Begin Task input

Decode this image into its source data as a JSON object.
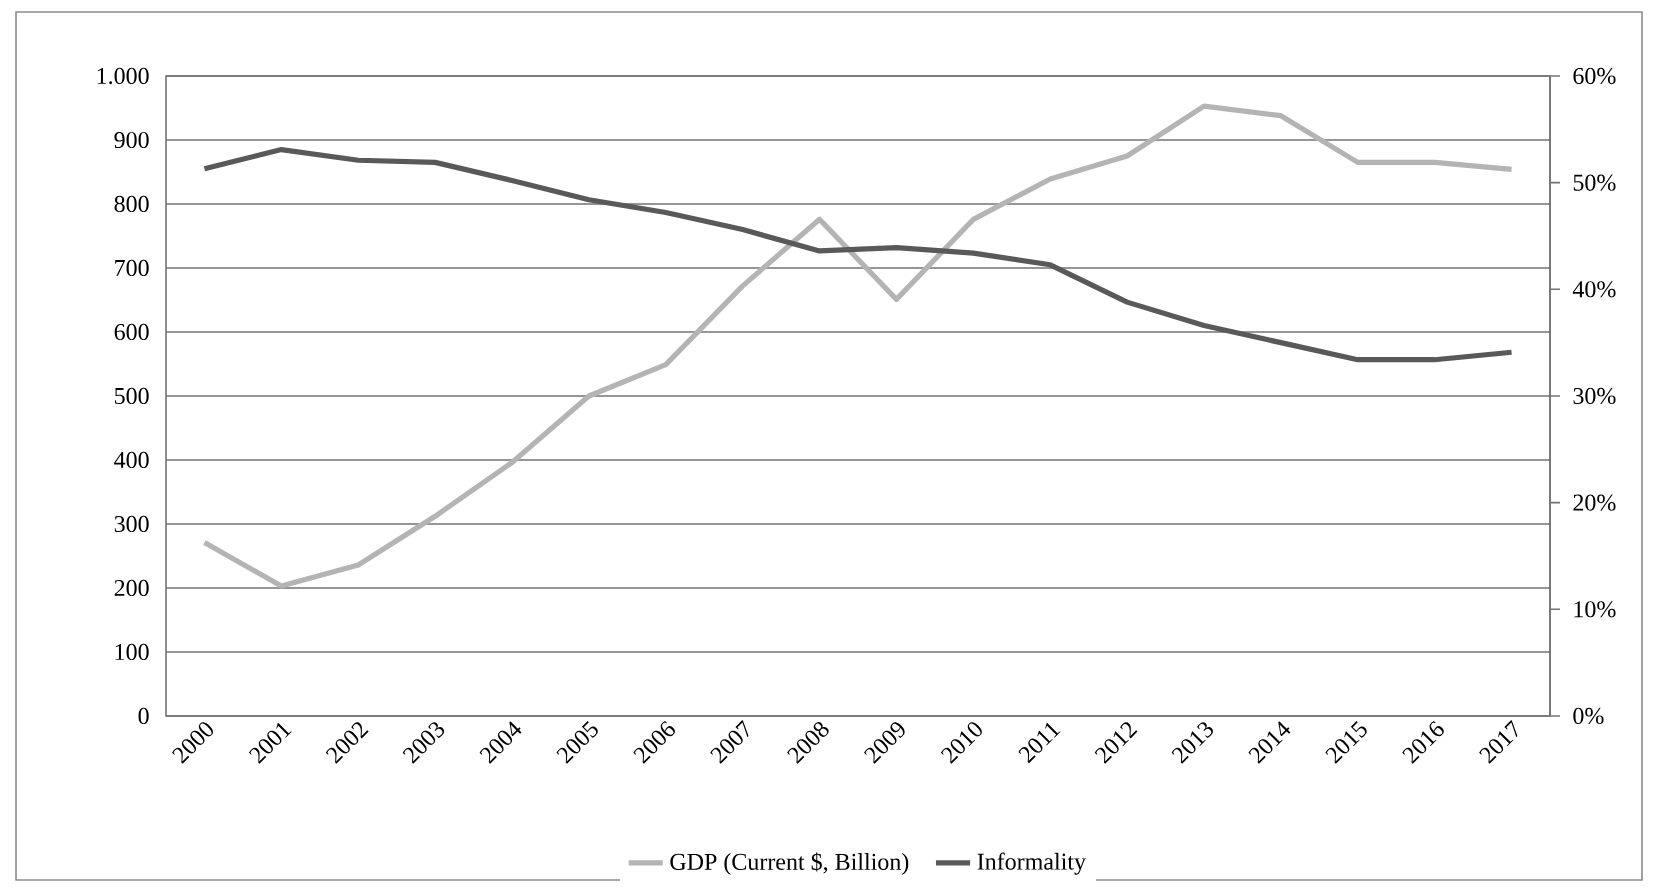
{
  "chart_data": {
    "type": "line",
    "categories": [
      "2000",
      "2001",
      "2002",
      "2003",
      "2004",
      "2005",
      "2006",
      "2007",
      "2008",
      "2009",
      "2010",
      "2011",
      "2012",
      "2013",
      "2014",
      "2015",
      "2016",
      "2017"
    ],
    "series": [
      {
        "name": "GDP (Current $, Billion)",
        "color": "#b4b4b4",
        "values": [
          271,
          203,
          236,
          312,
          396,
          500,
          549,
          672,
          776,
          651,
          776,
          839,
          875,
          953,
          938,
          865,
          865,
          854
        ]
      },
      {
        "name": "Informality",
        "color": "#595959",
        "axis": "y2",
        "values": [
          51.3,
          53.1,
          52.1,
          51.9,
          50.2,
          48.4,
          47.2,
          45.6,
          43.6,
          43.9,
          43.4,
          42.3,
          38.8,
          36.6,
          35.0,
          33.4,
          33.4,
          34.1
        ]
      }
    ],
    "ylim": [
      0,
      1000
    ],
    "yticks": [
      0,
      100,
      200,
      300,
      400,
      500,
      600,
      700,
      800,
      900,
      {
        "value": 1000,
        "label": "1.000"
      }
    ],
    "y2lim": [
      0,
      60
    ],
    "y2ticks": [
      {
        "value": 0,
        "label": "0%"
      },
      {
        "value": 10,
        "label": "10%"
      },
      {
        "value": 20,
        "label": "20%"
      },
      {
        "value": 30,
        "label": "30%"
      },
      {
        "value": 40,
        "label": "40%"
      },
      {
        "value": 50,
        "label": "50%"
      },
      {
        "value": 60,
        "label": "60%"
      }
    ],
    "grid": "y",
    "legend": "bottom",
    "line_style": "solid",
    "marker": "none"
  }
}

End Task input
Begin Task input

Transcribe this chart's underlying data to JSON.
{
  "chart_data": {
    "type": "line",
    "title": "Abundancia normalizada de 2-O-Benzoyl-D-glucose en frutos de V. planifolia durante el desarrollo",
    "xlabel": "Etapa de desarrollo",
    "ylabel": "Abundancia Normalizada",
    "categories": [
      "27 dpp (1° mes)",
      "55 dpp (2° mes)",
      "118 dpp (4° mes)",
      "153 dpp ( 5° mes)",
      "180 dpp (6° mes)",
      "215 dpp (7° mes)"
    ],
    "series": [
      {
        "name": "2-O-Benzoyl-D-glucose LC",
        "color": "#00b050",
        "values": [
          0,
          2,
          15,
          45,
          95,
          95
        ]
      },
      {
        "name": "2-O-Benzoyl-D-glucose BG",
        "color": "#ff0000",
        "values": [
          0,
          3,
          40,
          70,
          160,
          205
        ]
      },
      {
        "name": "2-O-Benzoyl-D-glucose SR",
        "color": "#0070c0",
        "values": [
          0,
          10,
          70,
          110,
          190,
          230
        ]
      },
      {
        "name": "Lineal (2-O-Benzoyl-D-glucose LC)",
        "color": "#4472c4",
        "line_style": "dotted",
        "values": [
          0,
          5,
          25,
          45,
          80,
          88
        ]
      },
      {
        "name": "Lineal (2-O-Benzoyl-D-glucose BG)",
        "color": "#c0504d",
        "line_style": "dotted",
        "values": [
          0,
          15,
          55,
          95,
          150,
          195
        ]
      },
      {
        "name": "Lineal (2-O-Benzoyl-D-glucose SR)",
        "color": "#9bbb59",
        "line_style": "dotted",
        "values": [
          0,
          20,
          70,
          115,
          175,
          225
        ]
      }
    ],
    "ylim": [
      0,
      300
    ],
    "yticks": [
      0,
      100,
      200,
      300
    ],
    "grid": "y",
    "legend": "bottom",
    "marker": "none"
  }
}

End Task input
Begin Task input

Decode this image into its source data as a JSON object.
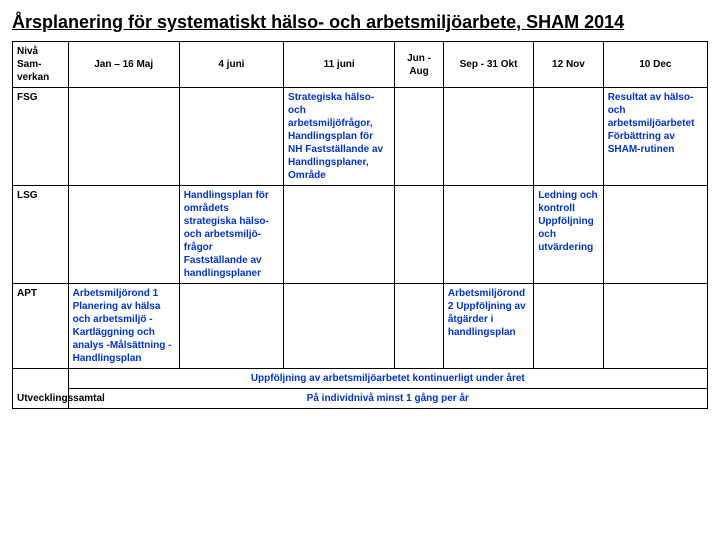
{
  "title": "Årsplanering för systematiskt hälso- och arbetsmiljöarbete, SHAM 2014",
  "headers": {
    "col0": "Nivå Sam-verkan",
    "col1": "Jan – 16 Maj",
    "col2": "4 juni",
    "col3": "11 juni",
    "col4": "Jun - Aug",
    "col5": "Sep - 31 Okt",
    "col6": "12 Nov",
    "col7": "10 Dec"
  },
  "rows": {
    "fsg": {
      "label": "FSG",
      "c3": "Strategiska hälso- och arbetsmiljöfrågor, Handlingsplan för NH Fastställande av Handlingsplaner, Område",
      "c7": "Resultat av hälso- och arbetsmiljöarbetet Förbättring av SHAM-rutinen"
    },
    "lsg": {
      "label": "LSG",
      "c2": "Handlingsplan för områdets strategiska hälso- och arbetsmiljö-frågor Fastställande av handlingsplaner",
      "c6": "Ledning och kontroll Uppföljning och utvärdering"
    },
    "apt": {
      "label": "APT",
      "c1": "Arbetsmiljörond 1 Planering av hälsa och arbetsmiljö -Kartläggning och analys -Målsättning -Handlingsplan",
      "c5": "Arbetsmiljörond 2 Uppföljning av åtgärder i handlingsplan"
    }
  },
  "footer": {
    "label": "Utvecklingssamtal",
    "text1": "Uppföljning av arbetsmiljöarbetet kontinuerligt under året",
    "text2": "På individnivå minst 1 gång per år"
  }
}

End Task input

> Work to complete
Show all lines in the entries above where the word "arbetsmiljöarbetet" appears.

> Written response
      "c7": "Resultat av hälso- och arbetsmiljöarbetet Förbättring av SHAM-rutinen"
    "text1": "Uppföljning av arbetsmiljöarbetet kontinuerligt under året",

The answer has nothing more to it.